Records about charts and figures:

====================

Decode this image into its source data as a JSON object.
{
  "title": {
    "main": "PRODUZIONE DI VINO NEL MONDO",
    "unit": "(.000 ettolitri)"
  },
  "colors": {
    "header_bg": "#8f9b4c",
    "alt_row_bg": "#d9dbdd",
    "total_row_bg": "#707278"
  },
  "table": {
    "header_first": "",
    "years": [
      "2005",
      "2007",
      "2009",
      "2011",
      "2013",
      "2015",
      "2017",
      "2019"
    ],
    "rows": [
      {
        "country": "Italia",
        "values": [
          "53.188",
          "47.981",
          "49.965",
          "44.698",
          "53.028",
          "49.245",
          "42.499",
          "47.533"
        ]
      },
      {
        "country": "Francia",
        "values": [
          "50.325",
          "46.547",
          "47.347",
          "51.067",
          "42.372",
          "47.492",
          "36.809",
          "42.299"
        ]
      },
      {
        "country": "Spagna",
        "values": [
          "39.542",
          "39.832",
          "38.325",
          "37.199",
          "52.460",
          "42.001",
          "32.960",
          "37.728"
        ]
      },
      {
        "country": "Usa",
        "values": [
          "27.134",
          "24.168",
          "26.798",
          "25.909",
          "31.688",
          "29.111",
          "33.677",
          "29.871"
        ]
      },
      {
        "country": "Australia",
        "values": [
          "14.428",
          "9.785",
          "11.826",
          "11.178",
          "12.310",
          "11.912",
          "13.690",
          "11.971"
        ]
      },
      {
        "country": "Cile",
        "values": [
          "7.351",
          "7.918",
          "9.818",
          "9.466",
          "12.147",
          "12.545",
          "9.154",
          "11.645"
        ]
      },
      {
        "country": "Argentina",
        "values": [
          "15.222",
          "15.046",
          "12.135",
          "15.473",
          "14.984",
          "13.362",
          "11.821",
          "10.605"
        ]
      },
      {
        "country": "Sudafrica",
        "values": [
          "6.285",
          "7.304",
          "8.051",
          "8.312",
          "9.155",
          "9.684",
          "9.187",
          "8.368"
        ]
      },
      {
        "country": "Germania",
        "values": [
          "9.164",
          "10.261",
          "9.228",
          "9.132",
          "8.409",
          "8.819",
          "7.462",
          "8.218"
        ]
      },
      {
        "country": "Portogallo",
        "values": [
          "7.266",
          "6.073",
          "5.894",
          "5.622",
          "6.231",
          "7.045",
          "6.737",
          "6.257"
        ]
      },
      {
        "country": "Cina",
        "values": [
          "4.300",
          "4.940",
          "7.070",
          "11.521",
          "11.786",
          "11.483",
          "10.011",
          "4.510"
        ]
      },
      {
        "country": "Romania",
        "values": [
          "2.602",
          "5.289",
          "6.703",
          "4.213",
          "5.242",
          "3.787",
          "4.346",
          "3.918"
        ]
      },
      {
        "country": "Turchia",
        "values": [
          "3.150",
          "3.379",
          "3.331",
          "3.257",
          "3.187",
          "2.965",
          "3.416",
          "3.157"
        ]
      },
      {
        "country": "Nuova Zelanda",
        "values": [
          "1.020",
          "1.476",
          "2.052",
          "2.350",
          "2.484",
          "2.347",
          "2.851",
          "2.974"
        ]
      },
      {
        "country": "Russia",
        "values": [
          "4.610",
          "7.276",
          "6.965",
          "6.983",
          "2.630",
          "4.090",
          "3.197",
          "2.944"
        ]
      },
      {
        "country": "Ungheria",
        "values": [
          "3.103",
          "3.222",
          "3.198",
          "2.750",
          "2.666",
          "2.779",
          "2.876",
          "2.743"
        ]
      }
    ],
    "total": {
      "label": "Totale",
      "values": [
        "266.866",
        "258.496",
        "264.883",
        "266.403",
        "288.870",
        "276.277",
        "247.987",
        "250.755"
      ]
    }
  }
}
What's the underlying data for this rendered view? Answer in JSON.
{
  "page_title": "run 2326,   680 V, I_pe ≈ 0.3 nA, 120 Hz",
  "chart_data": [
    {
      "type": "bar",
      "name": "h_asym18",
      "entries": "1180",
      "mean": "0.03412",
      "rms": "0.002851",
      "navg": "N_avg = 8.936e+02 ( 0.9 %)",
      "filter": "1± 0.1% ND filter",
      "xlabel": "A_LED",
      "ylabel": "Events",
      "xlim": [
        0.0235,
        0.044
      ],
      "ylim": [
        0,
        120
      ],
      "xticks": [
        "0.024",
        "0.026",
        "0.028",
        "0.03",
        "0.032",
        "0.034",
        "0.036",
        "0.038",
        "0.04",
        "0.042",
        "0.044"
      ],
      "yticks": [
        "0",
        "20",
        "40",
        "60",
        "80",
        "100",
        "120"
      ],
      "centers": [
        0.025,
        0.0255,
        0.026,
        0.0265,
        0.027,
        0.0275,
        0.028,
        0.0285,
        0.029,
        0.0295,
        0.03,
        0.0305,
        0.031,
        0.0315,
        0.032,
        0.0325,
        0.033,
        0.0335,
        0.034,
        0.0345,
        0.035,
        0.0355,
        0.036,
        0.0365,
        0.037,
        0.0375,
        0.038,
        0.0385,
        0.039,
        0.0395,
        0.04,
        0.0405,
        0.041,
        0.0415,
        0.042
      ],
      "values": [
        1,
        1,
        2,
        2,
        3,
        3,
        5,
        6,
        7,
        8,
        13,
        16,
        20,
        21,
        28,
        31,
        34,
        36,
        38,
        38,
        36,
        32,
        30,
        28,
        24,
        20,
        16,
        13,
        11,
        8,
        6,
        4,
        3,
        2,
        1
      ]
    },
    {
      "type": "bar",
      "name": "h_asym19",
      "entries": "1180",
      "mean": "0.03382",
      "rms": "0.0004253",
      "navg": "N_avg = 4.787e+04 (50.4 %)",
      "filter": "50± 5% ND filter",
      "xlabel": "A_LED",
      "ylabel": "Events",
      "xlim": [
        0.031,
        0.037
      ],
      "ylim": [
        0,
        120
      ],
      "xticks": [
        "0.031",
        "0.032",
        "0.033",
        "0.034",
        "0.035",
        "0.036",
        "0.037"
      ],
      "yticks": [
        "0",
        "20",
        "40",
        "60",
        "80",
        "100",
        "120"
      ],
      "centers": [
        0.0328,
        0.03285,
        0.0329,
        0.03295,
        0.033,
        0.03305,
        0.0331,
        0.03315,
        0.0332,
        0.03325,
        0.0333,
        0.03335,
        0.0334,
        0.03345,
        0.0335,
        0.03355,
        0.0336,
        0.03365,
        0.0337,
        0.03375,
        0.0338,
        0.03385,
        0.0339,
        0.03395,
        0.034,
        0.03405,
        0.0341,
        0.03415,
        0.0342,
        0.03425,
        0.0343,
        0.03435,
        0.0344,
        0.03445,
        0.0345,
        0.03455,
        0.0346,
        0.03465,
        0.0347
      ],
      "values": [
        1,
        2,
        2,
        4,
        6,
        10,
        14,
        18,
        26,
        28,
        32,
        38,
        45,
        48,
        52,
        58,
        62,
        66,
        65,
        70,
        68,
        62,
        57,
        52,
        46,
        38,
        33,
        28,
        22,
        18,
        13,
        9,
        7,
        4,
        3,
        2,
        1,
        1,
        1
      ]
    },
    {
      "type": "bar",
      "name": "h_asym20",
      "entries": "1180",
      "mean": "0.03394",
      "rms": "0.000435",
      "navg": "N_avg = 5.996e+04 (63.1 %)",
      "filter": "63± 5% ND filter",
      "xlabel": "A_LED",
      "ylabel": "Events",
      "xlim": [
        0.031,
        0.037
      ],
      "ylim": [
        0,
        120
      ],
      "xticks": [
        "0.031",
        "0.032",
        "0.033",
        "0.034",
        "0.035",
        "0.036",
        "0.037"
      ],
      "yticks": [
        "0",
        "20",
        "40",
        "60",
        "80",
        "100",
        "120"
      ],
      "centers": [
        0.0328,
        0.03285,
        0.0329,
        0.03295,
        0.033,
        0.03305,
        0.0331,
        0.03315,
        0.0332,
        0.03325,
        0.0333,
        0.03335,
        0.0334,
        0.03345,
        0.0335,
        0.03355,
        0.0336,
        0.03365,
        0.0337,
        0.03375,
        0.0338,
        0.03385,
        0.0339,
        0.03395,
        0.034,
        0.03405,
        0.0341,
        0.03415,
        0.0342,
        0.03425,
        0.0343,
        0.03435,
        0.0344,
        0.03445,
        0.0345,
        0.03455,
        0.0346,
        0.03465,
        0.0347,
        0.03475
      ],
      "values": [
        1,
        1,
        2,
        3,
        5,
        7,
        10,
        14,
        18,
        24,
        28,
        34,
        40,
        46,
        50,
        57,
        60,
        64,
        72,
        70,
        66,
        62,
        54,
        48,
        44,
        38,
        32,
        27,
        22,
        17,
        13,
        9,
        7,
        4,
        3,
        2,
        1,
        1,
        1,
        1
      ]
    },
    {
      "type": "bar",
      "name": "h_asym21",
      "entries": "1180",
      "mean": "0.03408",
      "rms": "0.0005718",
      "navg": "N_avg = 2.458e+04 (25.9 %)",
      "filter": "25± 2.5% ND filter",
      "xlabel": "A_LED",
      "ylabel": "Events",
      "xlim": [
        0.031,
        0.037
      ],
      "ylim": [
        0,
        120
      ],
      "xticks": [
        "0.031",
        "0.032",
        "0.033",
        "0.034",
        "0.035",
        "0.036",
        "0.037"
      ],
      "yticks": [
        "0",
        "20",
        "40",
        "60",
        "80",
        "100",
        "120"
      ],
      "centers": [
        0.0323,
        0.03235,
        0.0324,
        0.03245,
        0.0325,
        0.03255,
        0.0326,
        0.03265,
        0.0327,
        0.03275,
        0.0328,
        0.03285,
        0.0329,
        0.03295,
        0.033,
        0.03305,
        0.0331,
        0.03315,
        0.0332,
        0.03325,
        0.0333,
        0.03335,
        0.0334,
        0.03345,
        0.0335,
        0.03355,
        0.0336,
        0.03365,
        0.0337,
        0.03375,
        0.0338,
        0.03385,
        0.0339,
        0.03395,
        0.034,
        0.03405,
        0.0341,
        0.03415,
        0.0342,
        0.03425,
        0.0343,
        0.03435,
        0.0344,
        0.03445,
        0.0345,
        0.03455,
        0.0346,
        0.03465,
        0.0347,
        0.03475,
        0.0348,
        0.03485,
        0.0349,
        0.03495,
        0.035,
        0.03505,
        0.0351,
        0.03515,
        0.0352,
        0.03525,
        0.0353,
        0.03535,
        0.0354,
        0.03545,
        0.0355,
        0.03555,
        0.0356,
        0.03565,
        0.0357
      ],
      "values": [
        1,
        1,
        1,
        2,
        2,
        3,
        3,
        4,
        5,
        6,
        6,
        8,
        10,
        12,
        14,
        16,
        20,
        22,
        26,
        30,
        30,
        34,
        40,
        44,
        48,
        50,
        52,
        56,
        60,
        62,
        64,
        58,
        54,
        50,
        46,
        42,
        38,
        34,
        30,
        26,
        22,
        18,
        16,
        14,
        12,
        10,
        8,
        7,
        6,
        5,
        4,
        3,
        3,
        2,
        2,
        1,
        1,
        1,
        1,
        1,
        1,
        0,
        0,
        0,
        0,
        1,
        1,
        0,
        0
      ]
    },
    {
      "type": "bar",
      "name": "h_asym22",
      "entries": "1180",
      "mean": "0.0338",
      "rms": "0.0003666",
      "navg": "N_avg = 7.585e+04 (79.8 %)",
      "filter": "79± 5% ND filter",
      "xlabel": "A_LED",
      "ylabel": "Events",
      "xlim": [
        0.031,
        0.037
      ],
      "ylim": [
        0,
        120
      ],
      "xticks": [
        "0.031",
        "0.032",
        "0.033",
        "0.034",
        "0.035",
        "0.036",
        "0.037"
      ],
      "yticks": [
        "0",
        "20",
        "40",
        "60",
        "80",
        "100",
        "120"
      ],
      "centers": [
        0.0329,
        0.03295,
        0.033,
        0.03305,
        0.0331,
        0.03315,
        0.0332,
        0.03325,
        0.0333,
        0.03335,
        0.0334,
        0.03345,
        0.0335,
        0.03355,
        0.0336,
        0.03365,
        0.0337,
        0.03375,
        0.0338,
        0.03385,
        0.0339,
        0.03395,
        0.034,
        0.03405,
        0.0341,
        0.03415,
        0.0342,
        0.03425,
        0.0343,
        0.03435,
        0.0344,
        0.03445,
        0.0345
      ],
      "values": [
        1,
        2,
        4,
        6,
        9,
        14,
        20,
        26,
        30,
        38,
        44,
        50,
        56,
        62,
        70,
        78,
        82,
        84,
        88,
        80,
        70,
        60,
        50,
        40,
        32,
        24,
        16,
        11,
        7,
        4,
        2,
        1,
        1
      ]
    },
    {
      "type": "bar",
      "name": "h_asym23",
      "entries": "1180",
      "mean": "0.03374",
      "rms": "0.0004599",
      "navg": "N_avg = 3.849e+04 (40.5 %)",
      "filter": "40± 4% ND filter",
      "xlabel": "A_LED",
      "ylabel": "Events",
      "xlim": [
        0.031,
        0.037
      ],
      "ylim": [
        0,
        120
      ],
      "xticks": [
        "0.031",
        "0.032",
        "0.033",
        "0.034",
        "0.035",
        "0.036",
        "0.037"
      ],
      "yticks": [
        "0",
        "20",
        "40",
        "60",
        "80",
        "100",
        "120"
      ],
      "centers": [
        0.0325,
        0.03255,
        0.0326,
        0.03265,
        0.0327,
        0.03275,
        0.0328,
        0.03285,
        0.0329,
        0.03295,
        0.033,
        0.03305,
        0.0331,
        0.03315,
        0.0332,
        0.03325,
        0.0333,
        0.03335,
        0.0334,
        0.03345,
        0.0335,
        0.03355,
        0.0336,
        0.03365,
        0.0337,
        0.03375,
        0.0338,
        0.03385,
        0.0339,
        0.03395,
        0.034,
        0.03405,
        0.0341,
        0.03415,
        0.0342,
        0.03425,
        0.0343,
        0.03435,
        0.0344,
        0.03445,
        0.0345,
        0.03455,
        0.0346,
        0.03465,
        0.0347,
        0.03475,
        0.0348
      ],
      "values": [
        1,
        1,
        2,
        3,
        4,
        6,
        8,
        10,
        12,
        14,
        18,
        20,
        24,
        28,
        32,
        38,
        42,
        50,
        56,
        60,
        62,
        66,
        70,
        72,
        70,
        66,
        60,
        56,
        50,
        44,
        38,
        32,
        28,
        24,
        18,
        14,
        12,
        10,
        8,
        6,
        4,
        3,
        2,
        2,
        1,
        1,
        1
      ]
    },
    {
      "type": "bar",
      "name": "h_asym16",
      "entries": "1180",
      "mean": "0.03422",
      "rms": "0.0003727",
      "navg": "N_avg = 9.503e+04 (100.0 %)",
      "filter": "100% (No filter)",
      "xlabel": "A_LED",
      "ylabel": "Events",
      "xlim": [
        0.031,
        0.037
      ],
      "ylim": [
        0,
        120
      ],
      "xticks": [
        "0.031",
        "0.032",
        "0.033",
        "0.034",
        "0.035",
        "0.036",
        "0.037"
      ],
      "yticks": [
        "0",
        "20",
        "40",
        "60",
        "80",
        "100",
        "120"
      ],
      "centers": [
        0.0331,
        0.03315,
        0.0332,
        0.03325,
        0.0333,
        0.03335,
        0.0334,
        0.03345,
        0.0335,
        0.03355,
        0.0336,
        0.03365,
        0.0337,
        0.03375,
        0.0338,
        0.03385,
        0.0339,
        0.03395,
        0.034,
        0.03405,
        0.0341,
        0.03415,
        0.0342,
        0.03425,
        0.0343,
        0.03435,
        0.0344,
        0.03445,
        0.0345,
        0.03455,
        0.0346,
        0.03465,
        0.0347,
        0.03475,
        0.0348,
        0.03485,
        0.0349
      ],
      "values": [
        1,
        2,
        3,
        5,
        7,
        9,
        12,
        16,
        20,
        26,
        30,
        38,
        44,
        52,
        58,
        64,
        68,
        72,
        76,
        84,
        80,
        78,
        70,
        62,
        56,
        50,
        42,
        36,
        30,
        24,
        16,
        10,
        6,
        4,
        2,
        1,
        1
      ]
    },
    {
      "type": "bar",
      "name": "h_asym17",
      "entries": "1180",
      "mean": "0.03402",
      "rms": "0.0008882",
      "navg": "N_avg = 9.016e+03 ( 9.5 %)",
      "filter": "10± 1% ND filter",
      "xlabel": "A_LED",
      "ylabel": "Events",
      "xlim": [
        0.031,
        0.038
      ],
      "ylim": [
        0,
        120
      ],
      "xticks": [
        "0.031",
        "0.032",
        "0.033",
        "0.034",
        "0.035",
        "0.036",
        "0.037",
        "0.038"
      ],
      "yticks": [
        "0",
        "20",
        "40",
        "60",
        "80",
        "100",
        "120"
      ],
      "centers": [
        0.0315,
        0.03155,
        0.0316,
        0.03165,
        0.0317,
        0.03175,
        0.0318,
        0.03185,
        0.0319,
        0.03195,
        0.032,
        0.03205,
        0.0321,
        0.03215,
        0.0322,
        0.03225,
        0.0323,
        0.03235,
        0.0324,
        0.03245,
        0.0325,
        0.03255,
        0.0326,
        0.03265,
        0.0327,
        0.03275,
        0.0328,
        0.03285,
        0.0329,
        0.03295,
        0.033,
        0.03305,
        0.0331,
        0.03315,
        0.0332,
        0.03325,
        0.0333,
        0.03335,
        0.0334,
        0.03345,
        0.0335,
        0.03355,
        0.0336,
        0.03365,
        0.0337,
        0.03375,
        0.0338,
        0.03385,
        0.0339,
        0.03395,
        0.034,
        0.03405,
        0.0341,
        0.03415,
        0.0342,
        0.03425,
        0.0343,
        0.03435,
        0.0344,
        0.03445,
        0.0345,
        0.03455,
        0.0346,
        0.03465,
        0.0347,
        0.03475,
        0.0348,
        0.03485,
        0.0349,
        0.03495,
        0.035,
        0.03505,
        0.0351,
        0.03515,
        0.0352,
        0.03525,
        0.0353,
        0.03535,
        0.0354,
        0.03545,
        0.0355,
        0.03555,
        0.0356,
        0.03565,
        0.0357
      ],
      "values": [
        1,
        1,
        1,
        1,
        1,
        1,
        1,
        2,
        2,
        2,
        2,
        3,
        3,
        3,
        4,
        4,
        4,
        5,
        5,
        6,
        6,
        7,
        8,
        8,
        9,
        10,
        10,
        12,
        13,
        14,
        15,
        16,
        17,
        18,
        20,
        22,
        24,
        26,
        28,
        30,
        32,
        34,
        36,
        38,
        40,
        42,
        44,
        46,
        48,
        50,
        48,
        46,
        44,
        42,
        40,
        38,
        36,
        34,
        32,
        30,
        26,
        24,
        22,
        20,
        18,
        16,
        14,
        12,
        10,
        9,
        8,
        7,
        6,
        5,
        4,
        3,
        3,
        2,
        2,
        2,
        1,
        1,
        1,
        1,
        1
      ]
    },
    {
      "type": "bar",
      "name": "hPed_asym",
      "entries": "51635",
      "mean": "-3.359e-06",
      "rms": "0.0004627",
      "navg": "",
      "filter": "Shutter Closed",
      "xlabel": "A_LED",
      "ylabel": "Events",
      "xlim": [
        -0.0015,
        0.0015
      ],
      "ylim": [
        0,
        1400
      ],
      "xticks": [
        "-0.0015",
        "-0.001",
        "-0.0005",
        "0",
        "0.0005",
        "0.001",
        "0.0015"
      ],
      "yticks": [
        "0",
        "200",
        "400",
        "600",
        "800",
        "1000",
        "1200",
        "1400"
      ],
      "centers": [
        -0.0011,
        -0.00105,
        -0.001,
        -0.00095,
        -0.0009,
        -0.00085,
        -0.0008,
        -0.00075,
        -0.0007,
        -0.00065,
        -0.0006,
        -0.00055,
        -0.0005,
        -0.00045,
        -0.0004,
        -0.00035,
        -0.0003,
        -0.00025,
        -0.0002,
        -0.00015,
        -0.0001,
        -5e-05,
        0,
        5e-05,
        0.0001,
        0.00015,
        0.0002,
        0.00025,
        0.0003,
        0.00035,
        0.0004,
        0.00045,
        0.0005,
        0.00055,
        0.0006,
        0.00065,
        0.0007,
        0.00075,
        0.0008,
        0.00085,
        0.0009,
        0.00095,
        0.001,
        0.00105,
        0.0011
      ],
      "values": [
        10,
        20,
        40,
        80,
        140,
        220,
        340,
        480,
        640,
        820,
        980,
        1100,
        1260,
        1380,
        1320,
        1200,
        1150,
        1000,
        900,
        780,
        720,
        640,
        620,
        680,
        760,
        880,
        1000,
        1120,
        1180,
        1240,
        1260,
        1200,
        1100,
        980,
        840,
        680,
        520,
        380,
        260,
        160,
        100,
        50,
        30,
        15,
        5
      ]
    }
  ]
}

====================

**Task to carry out:** Go through the data and count each line that has the word "JSON", then give the total alone.

**Output below:** 2